A block of data
----------
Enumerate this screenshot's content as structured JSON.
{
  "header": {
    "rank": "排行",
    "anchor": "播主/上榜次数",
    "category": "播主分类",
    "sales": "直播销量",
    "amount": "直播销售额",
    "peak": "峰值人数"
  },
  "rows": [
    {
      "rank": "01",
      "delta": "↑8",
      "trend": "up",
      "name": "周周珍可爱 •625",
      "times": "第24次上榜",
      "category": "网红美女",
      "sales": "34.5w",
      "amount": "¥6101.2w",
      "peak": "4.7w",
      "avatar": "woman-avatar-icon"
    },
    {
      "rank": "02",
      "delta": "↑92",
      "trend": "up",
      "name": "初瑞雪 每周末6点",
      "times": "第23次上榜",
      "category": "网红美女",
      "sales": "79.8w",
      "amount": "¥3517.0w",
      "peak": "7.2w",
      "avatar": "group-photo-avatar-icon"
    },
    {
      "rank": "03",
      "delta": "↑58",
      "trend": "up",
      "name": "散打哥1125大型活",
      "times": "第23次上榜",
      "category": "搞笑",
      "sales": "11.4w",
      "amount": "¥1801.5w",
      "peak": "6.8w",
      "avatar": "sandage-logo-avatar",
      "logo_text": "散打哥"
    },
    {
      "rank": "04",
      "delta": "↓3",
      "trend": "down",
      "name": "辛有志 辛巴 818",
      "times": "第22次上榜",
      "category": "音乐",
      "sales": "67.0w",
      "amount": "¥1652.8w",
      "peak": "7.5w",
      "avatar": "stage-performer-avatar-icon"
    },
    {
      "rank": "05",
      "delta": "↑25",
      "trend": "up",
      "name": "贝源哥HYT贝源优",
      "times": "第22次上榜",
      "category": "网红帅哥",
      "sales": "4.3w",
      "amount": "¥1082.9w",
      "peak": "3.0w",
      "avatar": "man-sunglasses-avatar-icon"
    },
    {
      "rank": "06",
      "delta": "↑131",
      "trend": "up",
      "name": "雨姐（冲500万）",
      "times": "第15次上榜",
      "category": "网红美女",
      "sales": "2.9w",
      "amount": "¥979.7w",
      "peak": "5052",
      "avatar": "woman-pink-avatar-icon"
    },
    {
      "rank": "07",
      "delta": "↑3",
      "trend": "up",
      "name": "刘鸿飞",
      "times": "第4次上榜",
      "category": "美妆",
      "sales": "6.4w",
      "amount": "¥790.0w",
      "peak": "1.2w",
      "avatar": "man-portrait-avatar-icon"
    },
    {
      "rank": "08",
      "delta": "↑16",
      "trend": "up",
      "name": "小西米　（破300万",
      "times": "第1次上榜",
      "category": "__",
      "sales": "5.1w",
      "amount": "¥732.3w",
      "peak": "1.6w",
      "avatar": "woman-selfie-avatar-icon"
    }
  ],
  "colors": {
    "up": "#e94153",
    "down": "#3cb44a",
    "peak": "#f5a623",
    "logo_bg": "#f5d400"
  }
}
----------
● WORK TO BE COMPLETED: Nothing in the listing may be changed; retype it all exactly.

● ANSWER TO THIS EXERCISE:
Enumerate this screenshot's content as structured JSON.
{
  "header": {
    "rank": "排行",
    "anchor": "播主/上榜次数",
    "category": "播主分类",
    "sales": "直播销量",
    "amount": "直播销售额",
    "peak": "峰值人数"
  },
  "rows": [
    {
      "rank": "01",
      "delta": "↑8",
      "trend": "up",
      "name": "周周珍可爱 •625",
      "times": "第24次上榜",
      "category": "网红美女",
      "sales": "34.5w",
      "amount": "¥6101.2w",
      "peak": "4.7w",
      "avatar": "woman-avatar-icon"
    },
    {
      "rank": "02",
      "delta": "↑92",
      "trend": "up",
      "name": "初瑞雪 每周末6点",
      "times": "第23次上榜",
      "category": "网红美女",
      "sales": "79.8w",
      "amount": "¥3517.0w",
      "peak": "7.2w",
      "avatar": "group-photo-avatar-icon"
    },
    {
      "rank": "03",
      "delta": "↑58",
      "trend": "up",
      "name": "散打哥1125大型活",
      "times": "第23次上榜",
      "category": "搞笑",
      "sales": "11.4w",
      "amount": "¥1801.5w",
      "peak": "6.8w",
      "avatar": "sandage-logo-avatar",
      "logo_text": "散打哥"
    },
    {
      "rank": "04",
      "delta": "↓3",
      "trend": "down",
      "name": "辛有志 辛巴 818",
      "times": "第22次上榜",
      "category": "音乐",
      "sales": "67.0w",
      "amount": "¥1652.8w",
      "peak": "7.5w",
      "avatar": "stage-performer-avatar-icon"
    },
    {
      "rank": "05",
      "delta": "↑25",
      "trend": "up",
      "name": "贝源哥HYT贝源优",
      "times": "第22次上榜",
      "category": "网红帅哥",
      "sales": "4.3w",
      "amount": "¥1082.9w",
      "peak": "3.0w",
      "avatar": "man-sunglasses-avatar-icon"
    },
    {
      "rank": "06",
      "delta": "↑131",
      "trend": "up",
      "name": "雨姐（冲500万）",
      "times": "第15次上榜",
      "category": "网红美女",
      "sales": "2.9w",
      "amount": "¥979.7w",
      "peak": "5052",
      "avatar": "woman-pink-avatar-icon"
    },
    {
      "rank": "07",
      "delta": "↑3",
      "trend": "up",
      "name": "刘鸿飞",
      "times": "第4次上榜",
      "category": "美妆",
      "sales": "6.4w",
      "amount": "¥790.0w",
      "peak": "1.2w",
      "avatar": "man-portrait-avatar-icon"
    },
    {
      "rank": "08",
      "delta": "↑16",
      "trend": "up",
      "name": "小西米　（破300万",
      "times": "第1次上榜",
      "category": "__",
      "sales": "5.1w",
      "amount": "¥732.3w",
      "peak": "1.6w",
      "avatar": "woman-selfie-avatar-icon"
    }
  ],
  "colors": {
    "up": "#e94153",
    "down": "#3cb44a",
    "peak": "#f5a623",
    "logo_bg": "#f5d400"
  }
}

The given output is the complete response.